> _TASK BRIEF_:
Gather every line of the entries that includes the word "лечении".

─── PROVIDED ENTRIES ───

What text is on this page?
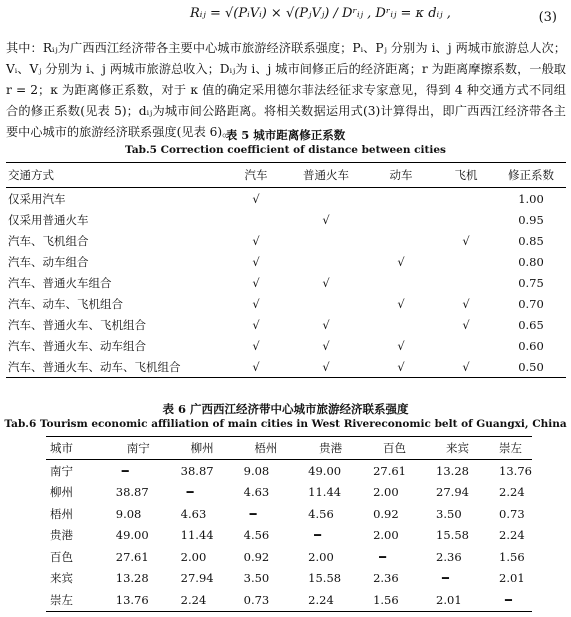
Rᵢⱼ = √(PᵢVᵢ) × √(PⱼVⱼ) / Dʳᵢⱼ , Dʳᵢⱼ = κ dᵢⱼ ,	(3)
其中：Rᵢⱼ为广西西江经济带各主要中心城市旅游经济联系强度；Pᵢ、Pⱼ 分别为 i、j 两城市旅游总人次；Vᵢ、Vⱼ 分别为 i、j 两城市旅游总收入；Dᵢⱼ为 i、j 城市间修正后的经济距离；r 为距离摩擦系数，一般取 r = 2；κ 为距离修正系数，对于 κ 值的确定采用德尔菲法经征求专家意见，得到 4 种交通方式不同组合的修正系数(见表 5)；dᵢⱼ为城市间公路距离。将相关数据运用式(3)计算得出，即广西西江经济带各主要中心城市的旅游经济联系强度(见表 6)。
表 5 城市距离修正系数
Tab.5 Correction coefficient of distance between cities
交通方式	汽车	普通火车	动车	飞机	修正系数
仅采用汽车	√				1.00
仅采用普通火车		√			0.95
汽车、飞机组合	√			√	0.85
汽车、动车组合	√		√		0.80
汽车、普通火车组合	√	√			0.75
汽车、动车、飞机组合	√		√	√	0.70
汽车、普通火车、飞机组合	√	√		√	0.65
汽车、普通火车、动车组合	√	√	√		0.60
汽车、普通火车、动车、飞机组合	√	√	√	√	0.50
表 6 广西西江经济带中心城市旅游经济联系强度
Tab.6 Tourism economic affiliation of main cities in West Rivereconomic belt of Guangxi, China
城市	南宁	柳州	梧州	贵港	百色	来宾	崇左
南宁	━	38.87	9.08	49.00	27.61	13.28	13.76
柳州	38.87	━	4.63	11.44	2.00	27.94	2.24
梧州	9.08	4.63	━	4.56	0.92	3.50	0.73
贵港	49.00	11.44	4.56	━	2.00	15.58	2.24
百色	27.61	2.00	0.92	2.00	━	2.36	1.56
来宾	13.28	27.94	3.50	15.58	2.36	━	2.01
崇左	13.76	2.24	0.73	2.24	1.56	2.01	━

───
─── PROVIDED ENTRIES ───

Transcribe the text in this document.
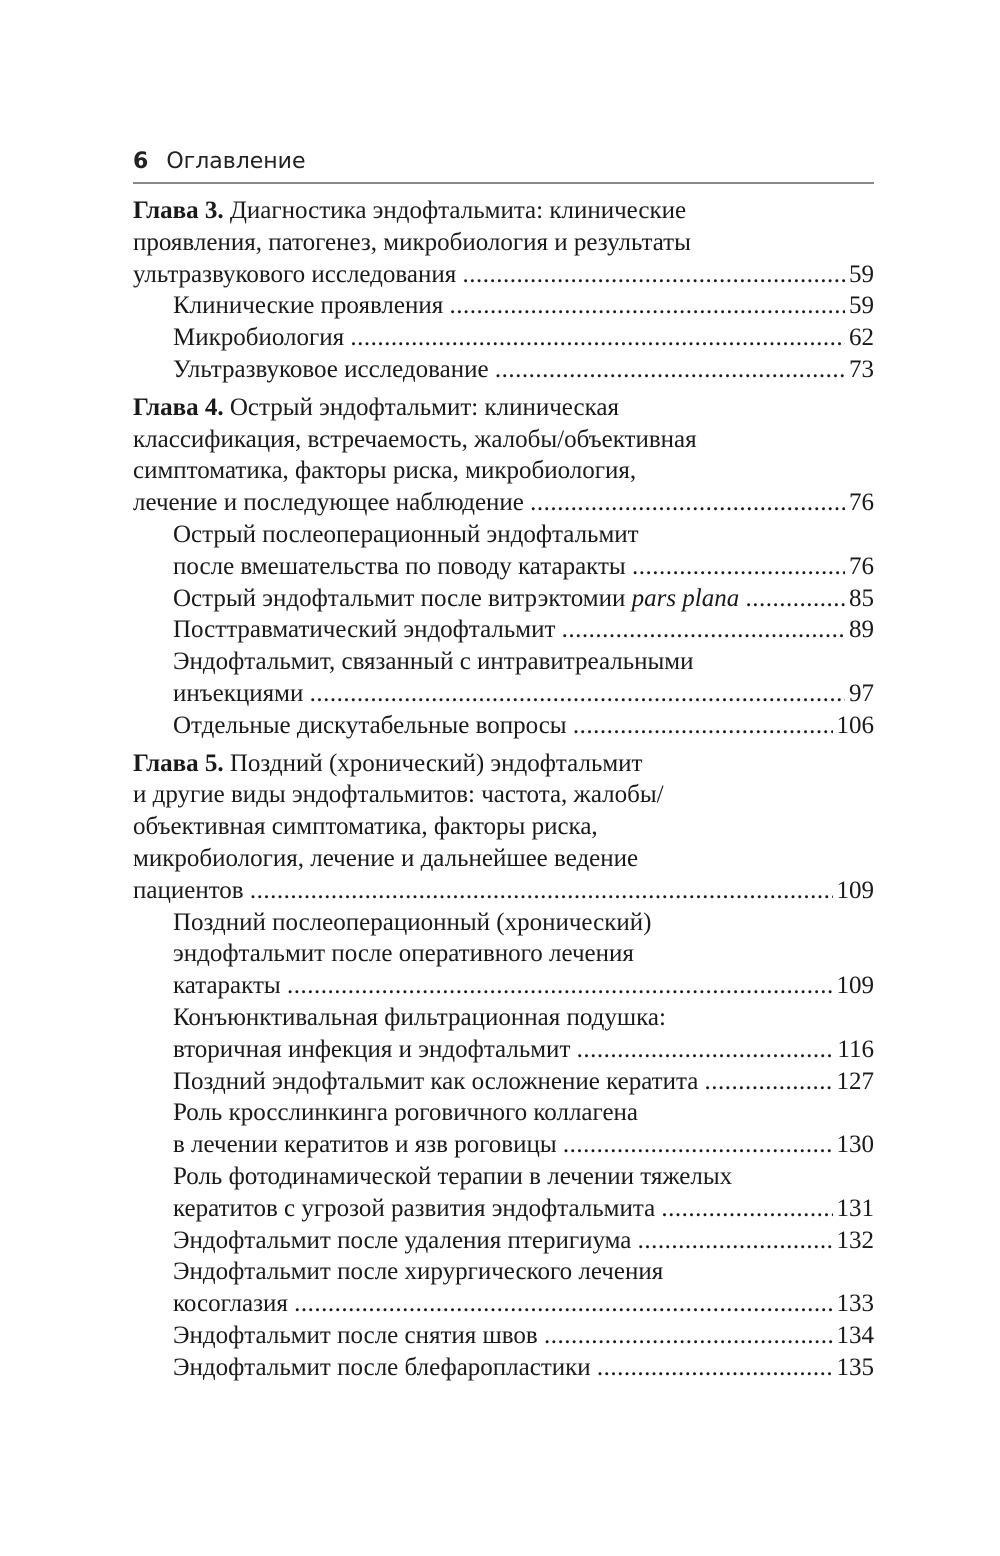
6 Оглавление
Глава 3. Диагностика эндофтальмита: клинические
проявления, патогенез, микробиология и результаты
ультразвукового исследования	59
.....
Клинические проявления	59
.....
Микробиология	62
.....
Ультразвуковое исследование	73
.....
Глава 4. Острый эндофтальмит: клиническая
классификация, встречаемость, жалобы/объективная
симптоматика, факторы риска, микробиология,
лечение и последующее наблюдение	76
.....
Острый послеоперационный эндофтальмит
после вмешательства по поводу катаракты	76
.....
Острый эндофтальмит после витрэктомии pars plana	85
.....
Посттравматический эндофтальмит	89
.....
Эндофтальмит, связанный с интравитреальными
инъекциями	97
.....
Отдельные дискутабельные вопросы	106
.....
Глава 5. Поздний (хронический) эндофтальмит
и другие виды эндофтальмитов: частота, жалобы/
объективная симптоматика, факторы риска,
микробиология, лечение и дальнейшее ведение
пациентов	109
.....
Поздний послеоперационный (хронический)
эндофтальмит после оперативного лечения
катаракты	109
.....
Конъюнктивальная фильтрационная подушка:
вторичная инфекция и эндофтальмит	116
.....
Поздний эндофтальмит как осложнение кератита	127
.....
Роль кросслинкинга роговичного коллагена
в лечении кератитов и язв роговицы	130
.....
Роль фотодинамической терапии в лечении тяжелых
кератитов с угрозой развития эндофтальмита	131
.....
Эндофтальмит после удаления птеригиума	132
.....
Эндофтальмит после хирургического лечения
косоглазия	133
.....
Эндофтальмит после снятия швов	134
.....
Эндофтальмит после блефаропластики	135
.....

───
─── PROVIDED ENTRIES ───

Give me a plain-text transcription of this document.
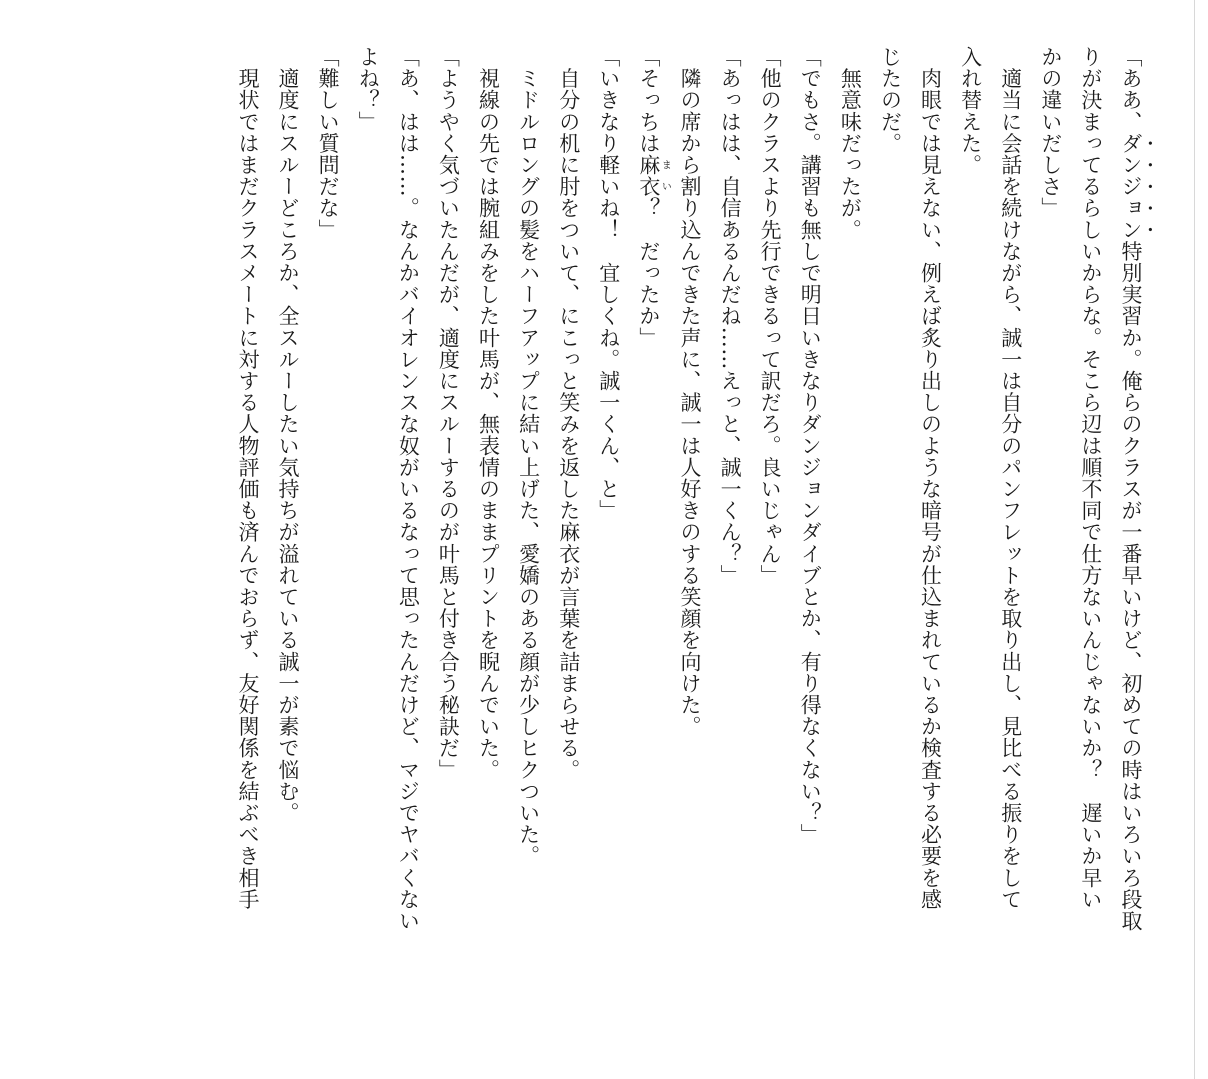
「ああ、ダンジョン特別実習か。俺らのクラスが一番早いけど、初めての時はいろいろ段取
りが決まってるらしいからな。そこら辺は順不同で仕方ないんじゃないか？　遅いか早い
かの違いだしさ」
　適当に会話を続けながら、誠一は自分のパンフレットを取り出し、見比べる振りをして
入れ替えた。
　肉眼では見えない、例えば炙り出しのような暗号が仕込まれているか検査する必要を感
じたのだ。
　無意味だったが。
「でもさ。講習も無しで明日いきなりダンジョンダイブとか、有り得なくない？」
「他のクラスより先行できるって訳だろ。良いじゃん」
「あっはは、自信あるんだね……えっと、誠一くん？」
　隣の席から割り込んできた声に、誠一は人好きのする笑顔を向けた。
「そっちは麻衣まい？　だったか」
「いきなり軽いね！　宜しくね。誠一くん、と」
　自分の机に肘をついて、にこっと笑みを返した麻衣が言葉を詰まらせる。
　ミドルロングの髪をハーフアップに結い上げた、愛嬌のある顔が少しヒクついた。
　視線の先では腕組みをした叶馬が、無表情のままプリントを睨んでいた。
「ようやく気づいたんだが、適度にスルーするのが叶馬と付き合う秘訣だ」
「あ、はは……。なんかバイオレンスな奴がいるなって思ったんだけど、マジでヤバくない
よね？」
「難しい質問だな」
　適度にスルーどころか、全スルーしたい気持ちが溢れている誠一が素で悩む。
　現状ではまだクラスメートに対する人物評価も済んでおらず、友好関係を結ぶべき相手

───

> _SOLVED EXERCISE_:
в лечении кератитов и язв роговицы	130
Роль фотодинамической терапии в лечении тяжелых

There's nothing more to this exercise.